**Given instruction:** Below are some records. Pull every line that contains the word "pression".
——
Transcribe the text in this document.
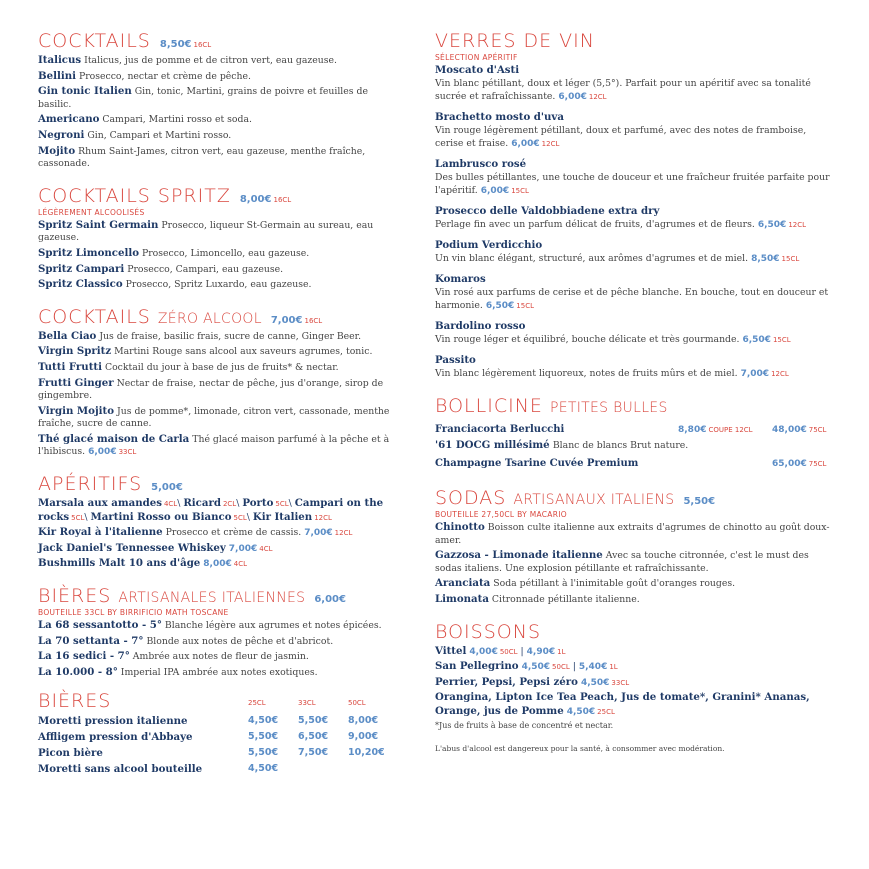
COCKTAILS 8,50€ 16CL
Italicus Italicus, jus de pomme et de citron vert, eau gazeuse.
Bellini Prosecco, nectar et crème de pêche.
Gin tonic Italien Gin, tonic, Martini, grains de poivre et feuilles de basilic.
Americano Campari, Martini rosso et soda.
Negroni Gin, Campari et Martini rosso.
Mojito Rhum Saint-James, citron vert, eau gazeuse, menthe fraîche, cassonade.
COCKTAILS SPRITZ 8,00€ 16CL
LÉGÈREMENT ALCOOLISÉS
Spritz Saint Germain Prosecco, liqueur St-Germain au sureau, eau gazeuse.
Spritz Limoncello Prosecco, Limoncello, eau gazeuse.
Spritz Campari Prosecco, Campari, eau gazeuse.
Spritz Classico Prosecco, Spritz Luxardo, eau gazeuse.
COCKTAILS ZÉRO ALCOOL 7,00€ 16CL
Bella Ciao Jus de fraise, basilic frais, sucre de canne, Ginger Beer.
Virgin Spritz Martini Rouge sans alcool aux saveurs agrumes, tonic.
Tutti Frutti Cocktail du jour à base de jus de fruits* & nectar.
Frutti Ginger Nectar de fraise, nectar de pêche, jus d'orange, sirop de gingembre.
Virgin Mojito Jus de pomme*, limonade, citron vert, cassonade, menthe fraîche, sucre de canne.
Thé glacé maison de Carla Thé glacé maison parfumé à la pêche et à l'hibiscus. 6,00€ 33CL
APÉRITIFS 5,00€
Marsala aux amandes 4CL\ Ricard 2CL\ Porto 5CL\ Campari on the rocks 5CL\ Martini Rosso ou Bianco 5CL\ Kir Italien 12CL
Kir Royal à l'italienne Prosecco et crème de cassis. 7,00€ 12CL
Jack Daniel's Tennessee Whiskey 7,00€ 4CL
Bushmills Malt 10 ans d'âge 8,00€ 4CL
BIÈRES ARTISANALES ITALIENNES 6,00€
BOUTEILLE 33CL BY BIRRIFICIO MATH TOSCANE
La 68 sessantotto - 5° Blanche légère aux agrumes et notes épicées.
La 70 settanta - 7° Blonde aux notes de pêche et d'abricot.
La 16 sedici - 7° Ambrée aux notes de fleur de jasmin.
La 10.000 - 8° Imperial IPA ambrée aux notes exotiques.
BIÈRES	25CL	33CL	50CL
Moretti pression italienne	4,50€	5,50€	8,00€
Affligem pression d'Abbaye	5,50€	6,50€	9,00€
Picon bière	5,50€	7,50€	10,20€
Moretti sans alcool bouteille	4,50€		
VERRES DE VIN
SÉLECTION APÉRITIF
Moscato d'Asti
Vin blanc pétillant, doux et léger (5,5°). Parfait pour un apéritif avec sa tonalité sucrée et rafraîchissante. 6,00€ 12CL
Brachetto mosto d'uva
Vin rouge légèrement pétillant, doux et parfumé, avec des notes de framboise, cerise et fraise. 6,00€ 12CL
Lambrusco rosé
Des bulles pétillantes, une touche de douceur et une fraîcheur fruitée parfaite pour l'apéritif. 6,00€ 15CL
Prosecco delle Valdobbiadene extra dry
Perlage fin avec un parfum délicat de fruits, d'agrumes et de fleurs. 6,50€ 12CL
Podium Verdicchio
Un vin blanc élégant, structuré, aux arômes d'agrumes et de miel. 8,50€ 15CL
Komaros
Vin rosé aux parfums de cerise et de pêche blanche. En bouche, tout en douceur et harmonie. 6,50€ 15CL
Bardolino rosso
Vin rouge léger et équilibré, bouche délicate et très gourmande. 6,50€ 15CL
Passito
Vin blanc légèrement liquoreux, notes de fruits mûrs et de miel. 7,00€ 12CL
BOLLICINE PETITES BULLES
Franciacorta Berlucchi	8,80€ COUPE 12CL	48,00€ 75CL
'61 DOCG millésimé Blanc de blancs Brut nature.		
Champagne Tsarine Cuvée Premium		65,00€ 75CL
SODAS ARTISANAUX ITALIENS 5,50€
BOUTEILLE 27,50CL BY MACARIO
Chinotto Boisson culte italienne aux extraits d'agrumes de chinotto au goût doux-amer.
Gazzosa - Limonade italienne Avec sa touche citronnée, c'est le must des sodas italiens. Une explosion pétillante et rafraîchissante.
Aranciata Soda pétillant à l'inimitable goût d'oranges rouges.
Limonata Citronnade pétillante italienne.
BOISSONS
Vittel 4,00€ 50CL | 4,90€ 1L
San Pellegrino 4,50€ 50CL | 5,40€ 1L
Perrier, Pepsi, Pepsi zéro 4,50€ 33CL
Orangina, Lipton Ice Tea Peach, Jus de tomate*, Granini* Ananas, Orange, jus de Pomme 4,50€ 25CL
*Jus de fruits à base de concentré et nectar.
L'abus d'alcool est dangereux pour la santé, à consommer avec modération.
——
**Worked answer:**
Moretti pression italienne	4,50€	5,50€	8,00€
Affligem pression d'Abbaye	5,50€	6,50€	9,00€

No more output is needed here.